What the task requires:
Will you extract the entries word for word? Images should not appear in the copy.

++++

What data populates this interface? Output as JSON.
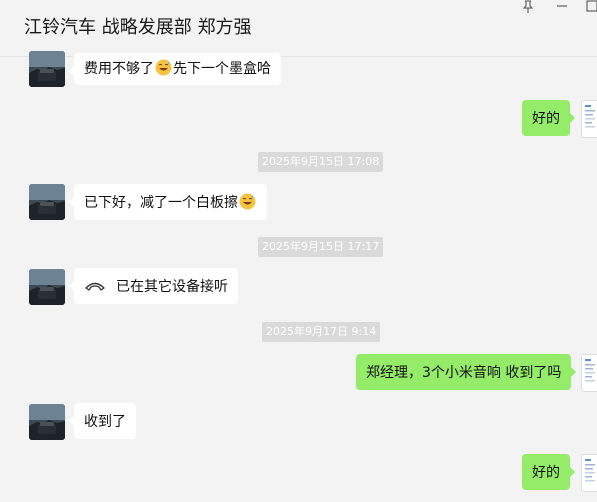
{
  "header": {
    "title": "江铃汽车 战略发展部 郑方强",
    "pin_icon": "pin-icon",
    "minimize_icon": "minimize-icon",
    "maximize_icon": "maximize-icon"
  },
  "messages": [
    {
      "side": "left",
      "text_before": "费用不够了",
      "emoji": "grin-sweat-emoji",
      "text_after": "先下一个墨盒哈"
    },
    {
      "side": "right",
      "text": "好的"
    },
    {
      "type": "time",
      "text": "2025年9月15日 17:08"
    },
    {
      "side": "left",
      "text_before": "已下好，减了一个白板擦",
      "emoji": "grin-sweat-emoji"
    },
    {
      "type": "time",
      "text": "2025年9月15日 17:17"
    },
    {
      "side": "left",
      "call_icon": "phone-hangup-icon",
      "text": "已在其它设备接听"
    },
    {
      "type": "time",
      "text": "2025年9月17日 9:14"
    },
    {
      "side": "right",
      "text": "郑经理，3个小米音响 收到了吗"
    },
    {
      "side": "left",
      "text": "收到了"
    },
    {
      "side": "right",
      "text": "好的"
    }
  ],
  "colors": {
    "background": "#f3f3f3",
    "bubble_self": "#95ec69",
    "bubble_other": "#ffffff",
    "timestamp_bg": "#dadada"
  }
}
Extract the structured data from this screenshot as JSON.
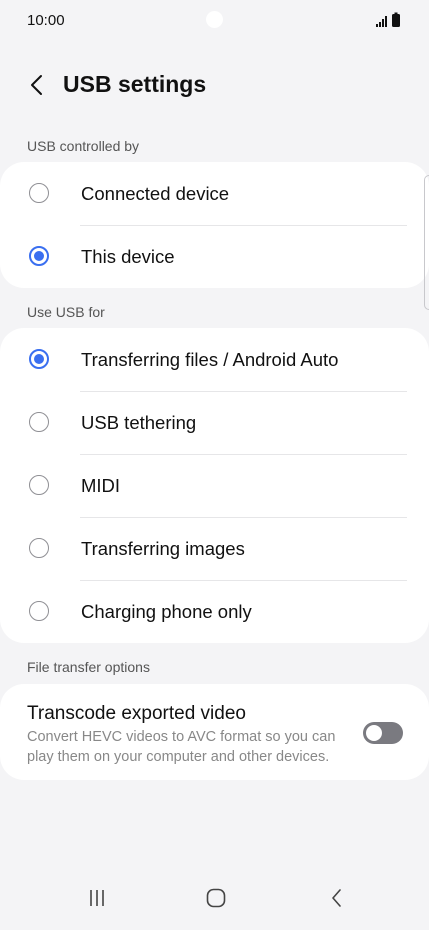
{
  "status_bar": {
    "time": "10:00"
  },
  "header": {
    "title": "USB settings"
  },
  "sections": {
    "controlled_by": "USB controlled by",
    "use_usb_for": "Use USB for",
    "file_transfer": "File transfer options"
  },
  "controlled_by_options": [
    {
      "label": "Connected device",
      "selected": false
    },
    {
      "label": "This device",
      "selected": true
    }
  ],
  "use_usb_options": [
    {
      "label": "Transferring files / Android Auto",
      "selected": true
    },
    {
      "label": "USB tethering",
      "selected": false
    },
    {
      "label": "MIDI",
      "selected": false
    },
    {
      "label": "Transferring images",
      "selected": false
    },
    {
      "label": "Charging phone only",
      "selected": false
    }
  ],
  "transcode": {
    "title": "Transcode exported video",
    "description": "Convert HEVC videos to AVC format so you can play them on your computer and other devices.",
    "enabled": false
  },
  "colors": {
    "accent": "#3a6ff0",
    "background": "#f4f4f6",
    "toggle_off": "#7a7a80"
  },
  "icons": {
    "back": "chevron-left-icon",
    "recents": "recents-icon",
    "home": "home-icon",
    "nav_back": "back-icon"
  }
}
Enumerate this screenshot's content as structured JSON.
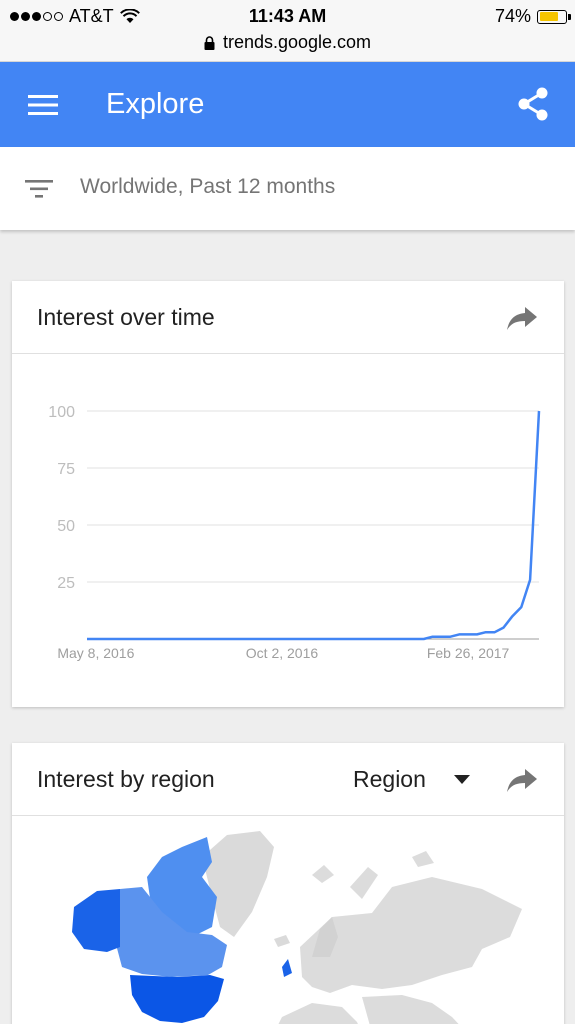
{
  "status_bar": {
    "carrier": "AT&T",
    "time": "11:43 AM",
    "battery": "74%",
    "battery_level": 0.74,
    "url": "trends.google.com"
  },
  "appbar": {
    "title": "Explore",
    "menu_icon": "menu-icon",
    "share_icon": "share-icon",
    "color": "#4285f4"
  },
  "filter": {
    "text": "Worldwide, Past 12 months",
    "icon": "filter-icon"
  },
  "interest_over_time": {
    "title": "Interest over time",
    "share_icon": "share-arrow-icon"
  },
  "chart_data": {
    "type": "line",
    "y_ticks": [
      "100",
      "75",
      "50",
      "25"
    ],
    "x_ticks": [
      "May 8, 2016",
      "Oct 2, 2016",
      "Feb 26, 2017"
    ],
    "ylim": [
      0,
      100
    ],
    "grid": true,
    "series": [
      {
        "color": "#4285f4",
        "x": [
          "2016-05-01",
          "2016-05-08",
          "2016-06-05",
          "2016-07-03",
          "2016-07-31",
          "2016-08-28",
          "2016-09-25",
          "2016-10-23",
          "2016-11-20",
          "2016-12-18",
          "2017-01-15",
          "2017-01-22",
          "2017-01-29",
          "2017-02-05",
          "2017-02-12",
          "2017-02-19",
          "2017-02-26",
          "2017-03-05",
          "2017-03-12",
          "2017-03-19",
          "2017-03-26",
          "2017-04-02",
          "2017-04-09",
          "2017-04-16",
          "2017-04-23"
        ],
        "y": [
          0,
          0,
          0,
          0,
          0,
          0,
          0,
          0,
          0,
          0,
          0,
          0,
          1,
          1,
          1,
          2,
          2,
          2,
          3,
          3,
          5,
          10,
          14,
          26,
          100
        ]
      }
    ]
  },
  "interest_by_region": {
    "title": "Interest by region",
    "select_value": "Region",
    "share_icon": "share-arrow-icon"
  }
}
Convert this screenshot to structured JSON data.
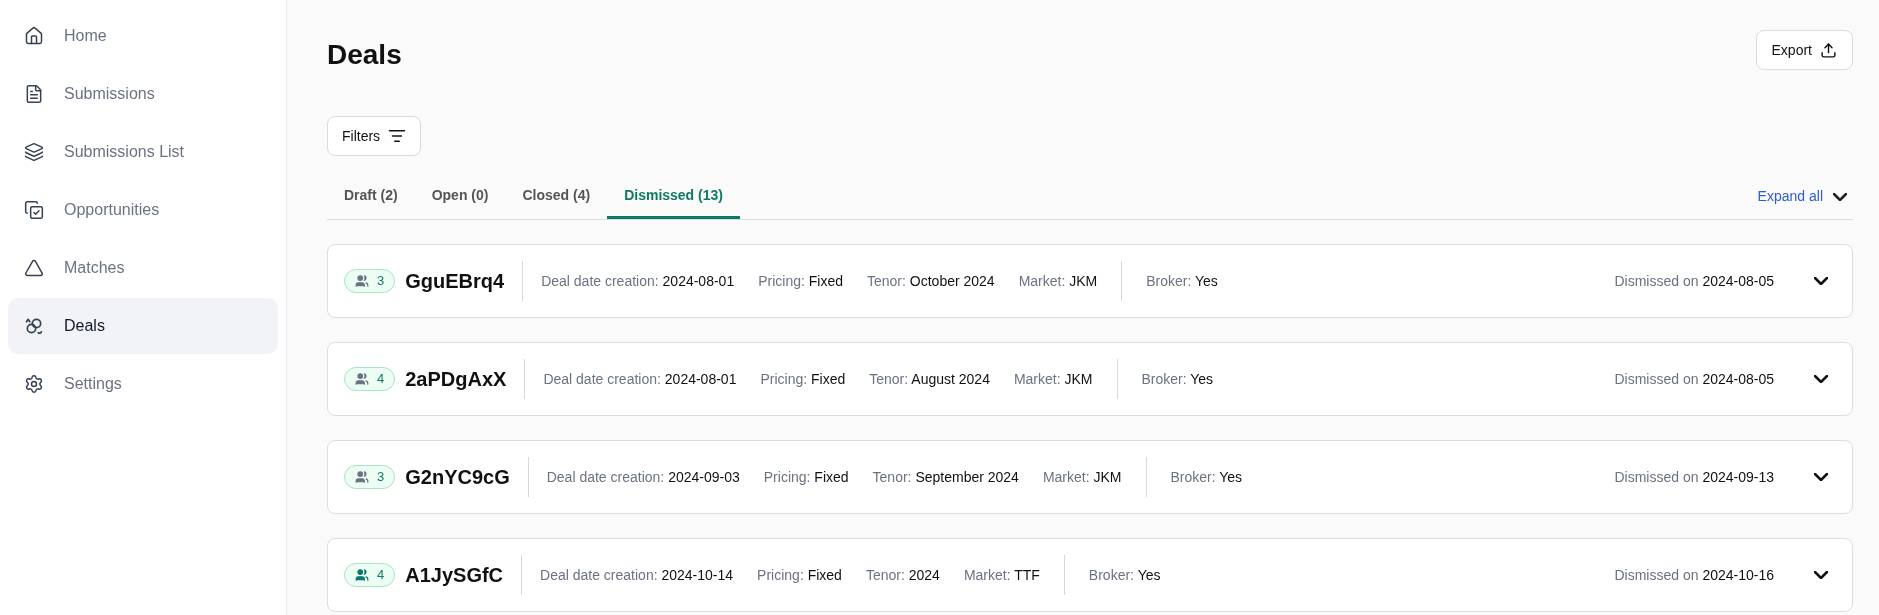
{
  "sidebar": {
    "items": [
      {
        "label": "Home",
        "selected": false
      },
      {
        "label": "Submissions",
        "selected": false
      },
      {
        "label": "Submissions List",
        "selected": false
      },
      {
        "label": "Opportunities",
        "selected": false
      },
      {
        "label": "Matches",
        "selected": false
      },
      {
        "label": "Deals",
        "selected": true
      },
      {
        "label": "Settings",
        "selected": false
      }
    ]
  },
  "header": {
    "title": "Deals",
    "export_button": "Export"
  },
  "filters_button": "Filters",
  "tabs": [
    {
      "label": "Draft (2)",
      "selected": false
    },
    {
      "label": "Open (0)",
      "selected": false
    },
    {
      "label": "Closed (4)",
      "selected": false
    },
    {
      "label": "Dismissed (13)",
      "selected": true
    }
  ],
  "expand_all": "Expand all",
  "deals": [
    {
      "count": "3",
      "color": "#6b7280",
      "id": "GguEBrq4",
      "fields": [
        {
          "label": "Deal date creation:",
          "value": "2024-08-01"
        },
        {
          "label": "Pricing:",
          "value": "Fixed"
        },
        {
          "label": "Tenor:",
          "value": "October 2024"
        },
        {
          "label": "Market:",
          "value": "JKM"
        }
      ],
      "broker": {
        "label": "Broker:",
        "value": "Yes"
      },
      "dismissed": {
        "label": "Dismissed on",
        "value": "2024-08-05"
      },
      "expanded": false
    },
    {
      "count": "4",
      "color": "#6b7280",
      "id": "2aPDgAxX",
      "fields": [
        {
          "label": "Deal date creation:",
          "value": "2024-08-01"
        },
        {
          "label": "Pricing:",
          "value": "Fixed"
        },
        {
          "label": "Tenor:",
          "value": "August 2024"
        },
        {
          "label": "Market:",
          "value": "JKM"
        }
      ],
      "broker": {
        "label": "Broker:",
        "value": "Yes"
      },
      "dismissed": {
        "label": "Dismissed on",
        "value": "2024-08-05"
      },
      "expanded": false
    },
    {
      "count": "3",
      "color": "#6b7280",
      "id": "G2nYC9cG",
      "fields": [
        {
          "label": "Deal date creation:",
          "value": "2024-09-03"
        },
        {
          "label": "Pricing:",
          "value": "Fixed"
        },
        {
          "label": "Tenor:",
          "value": "September 2024"
        },
        {
          "label": "Market:",
          "value": "JKM"
        }
      ],
      "broker": {
        "label": "Broker:",
        "value": "Yes"
      },
      "dismissed": {
        "label": "Dismissed on",
        "value": "2024-09-13"
      },
      "expanded": false
    },
    {
      "count": "4",
      "color": "#0f766e",
      "id": "A1JySGfC",
      "fields": [
        {
          "label": "Deal date creation:",
          "value": "2024-10-14"
        },
        {
          "label": "Pricing:",
          "value": "Fixed"
        },
        {
          "label": "Tenor:",
          "value": "2024"
        },
        {
          "label": "Market:",
          "value": "TTF"
        }
      ],
      "broker": {
        "label": "Broker:",
        "value": "Yes"
      },
      "dismissed": {
        "label": "Dismissed on",
        "value": "2024-10-16"
      },
      "expanded": false
    }
  ]
}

++++

Result:
What data populates this interface? Output as JSON.
{
  "header": {
    "title": "江铃汽车 战略发展部 郑方强",
    "pin_icon": "pin-icon",
    "minimize_icon": "minimize-icon",
    "maximize_icon": "maximize-icon"
  },
  "messages": [
    {
      "side": "left",
      "text_before": "费用不够了",
      "emoji": "grin-sweat-emoji",
      "text_after": "先下一个墨盒哈"
    },
    {
      "side": "right",
      "text": "好的"
    },
    {
      "type": "time",
      "text": "2025年9月15日 17:08"
    },
    {
      "side": "left",
      "text_before": "已下好，减了一个白板擦",
      "emoji": "grin-sweat-emoji"
    },
    {
      "type": "time",
      "text": "2025年9月15日 17:17"
    },
    {
      "side": "left",
      "call_icon": "phone-hangup-icon",
      "text": "已在其它设备接听"
    },
    {
      "type": "time",
      "text": "2025年9月17日 9:14"
    },
    {
      "side": "right",
      "text": "郑经理，3个小米音响 收到了吗"
    },
    {
      "side": "left",
      "text": "收到了"
    },
    {
      "side": "right",
      "text": "好的"
    }
  ],
  "colors": {
    "background": "#f3f3f3",
    "bubble_self": "#95ec69",
    "bubble_other": "#ffffff",
    "timestamp_bg": "#dadada"
  }
}
Extract the structured data from this screenshot as JSON.
{
  "status_bar": {
    "time": "10:00"
  },
  "header": {
    "title": "USB settings"
  },
  "sections": {
    "controlled_by": "USB controlled by",
    "use_usb_for": "Use USB for",
    "file_transfer": "File transfer options"
  },
  "controlled_by_options": [
    {
      "label": "Connected device",
      "selected": false
    },
    {
      "label": "This device",
      "selected": true
    }
  ],
  "use_usb_options": [
    {
      "label": "Transferring files / Android Auto",
      "selected": true
    },
    {
      "label": "USB tethering",
      "selected": false
    },
    {
      "label": "MIDI",
      "selected": false
    },
    {
      "label": "Transferring images",
      "selected": false
    },
    {
      "label": "Charging phone only",
      "selected": false
    }
  ],
  "transcode": {
    "title": "Transcode exported video",
    "description": "Convert HEVC videos to AVC format so you can play them on your computer and other devices.",
    "enabled": false
  },
  "colors": {
    "accent": "#3a6ff0",
    "background": "#f4f4f6",
    "toggle_off": "#7a7a80"
  },
  "icons": {
    "back": "chevron-left-icon",
    "recents": "recents-icon",
    "home": "home-icon",
    "nav_back": "back-icon"
  }
}
Enumerate this screenshot's content as structured JSON.
{
  "status_bar": {
    "carrier": "AT&T",
    "time": "11:43 AM",
    "battery": "74%",
    "battery_level": 0.74,
    "url": "trends.google.com"
  },
  "appbar": {
    "title": "Explore",
    "menu_icon": "menu-icon",
    "share_icon": "share-icon",
    "color": "#4285f4"
  },
  "filter": {
    "text": "Worldwide, Past 12 months",
    "icon": "filter-icon"
  },
  "interest_over_time": {
    "title": "Interest over time",
    "share_icon": "share-arrow-icon"
  },
  "chart_data": {
    "type": "line",
    "y_ticks": [
      "100",
      "75",
      "50",
      "25"
    ],
    "x_ticks": [
      "May 8, 2016",
      "Oct 2, 2016",
      "Feb 26, 2017"
    ],
    "ylim": [
      0,
      100
    ],
    "grid": true,
    "series": [
      {
        "color": "#4285f4",
        "x": [
          "2016-05-01",
          "2016-05-08",
          "2016-06-05",
          "2016-07-03",
          "2016-07-31",
          "2016-08-28",
          "2016-09-25",
          "2016-10-23",
          "2016-11-20",
          "2016-12-18",
          "2017-01-15",
          "2017-01-22",
          "2017-01-29",
          "2017-02-05",
          "2017-02-12",
          "2017-02-19",
          "2017-02-26",
          "2017-03-05",
          "2017-03-12",
          "2017-03-19",
          "2017-03-26",
          "2017-04-02",
          "2017-04-09",
          "2017-04-16",
          "2017-04-23"
        ],
        "y": [
          0,
          0,
          0,
          0,
          0,
          0,
          0,
          0,
          0,
          0,
          0,
          0,
          1,
          1,
          1,
          2,
          2,
          2,
          3,
          3,
          5,
          10,
          14,
          26,
          100
        ]
      }
    ]
  },
  "interest_by_region": {
    "title": "Interest by region",
    "select_value": "Region",
    "share_icon": "share-arrow-icon"
  }
}
Convert this screenshot to structured JSON data.
{
  "sidebar": {
    "items": [
      {
        "label": "Home",
        "selected": false
      },
      {
        "label": "Submissions",
        "selected": false
      },
      {
        "label": "Submissions List",
        "selected": false
      },
      {
        "label": "Opportunities",
        "selected": false
      },
      {
        "label": "Matches",
        "selected": false
      },
      {
        "label": "Deals",
        "selected": true
      },
      {
        "label": "Settings",
        "selected": false
      }
    ]
  },
  "header": {
    "title": "Deals",
    "export_button": "Export"
  },
  "filters_button": "Filters",
  "tabs": [
    {
      "label": "Draft (2)",
      "selected": false
    },
    {
      "label": "Open (0)",
      "selected": false
    },
    {
      "label": "Closed (4)",
      "selected": false
    },
    {
      "label": "Dismissed (13)",
      "selected": true
    }
  ],
  "expand_all": "Expand all",
  "deals": [
    {
      "count": "3",
      "color": "#6b7280",
      "id": "GguEBrq4",
      "fields": [
        {
          "label": "Deal date creation:",
          "value": "2024-08-01"
        },
        {
          "label": "Pricing:",
          "value": "Fixed"
        },
        {
          "label": "Tenor:",
          "value": "October 2024"
        },
        {
          "label": "Market:",
          "value": "JKM"
        }
      ],
      "broker": {
        "label": "Broker:",
        "value": "Yes"
      },
      "dismissed": {
        "label": "Dismissed on",
        "value": "2024-08-05"
      },
      "expanded": false
    },
    {
      "count": "4",
      "color": "#6b7280",
      "id": "2aPDgAxX",
      "fields": [
        {
          "label": "Deal date creation:",
          "value": "2024-08-01"
        },
        {
          "label": "Pricing:",
          "value": "Fixed"
        },
        {
          "label": "Tenor:",
          "value": "August 2024"
        },
        {
          "label": "Market:",
          "value": "JKM"
        }
      ],
      "broker": {
        "label": "Broker:",
        "value": "Yes"
      },
      "dismissed": {
        "label": "Dismissed on",
        "value": "2024-08-05"
      },
      "expanded": false
    },
    {
      "count": "3",
      "color": "#6b7280",
      "id": "G2nYC9cG",
      "fields": [
        {
          "label": "Deal date creation:",
          "value": "2024-09-03"
        },
        {
          "label": "Pricing:",
          "value": "Fixed"
        },
        {
          "label": "Tenor:",
          "value": "September 2024"
        },
        {
          "label": "Market:",
          "value": "JKM"
        }
      ],
      "broker": {
        "label": "Broker:",
        "value": "Yes"
      },
      "dismissed": {
        "label": "Dismissed on",
        "value": "2024-09-13"
      },
      "expanded": false
    },
    {
      "count": "4",
      "color": "#0f766e",
      "id": "A1JySGfC",
      "fields": [
        {
          "label": "Deal date creation:",
          "value": "2024-10-14"
        },
        {
          "label": "Pricing:",
          "value": "Fixed"
        },
        {
          "label": "Tenor:",
          "value": "2024"
        },
        {
          "label": "Market:",
          "value": "TTF"
        }
      ],
      "broker": {
        "label": "Broker:",
        "value": "Yes"
      },
      "dismissed": {
        "label": "Dismissed on",
        "value": "2024-10-16"
      },
      "expanded": false
    }
  ]
}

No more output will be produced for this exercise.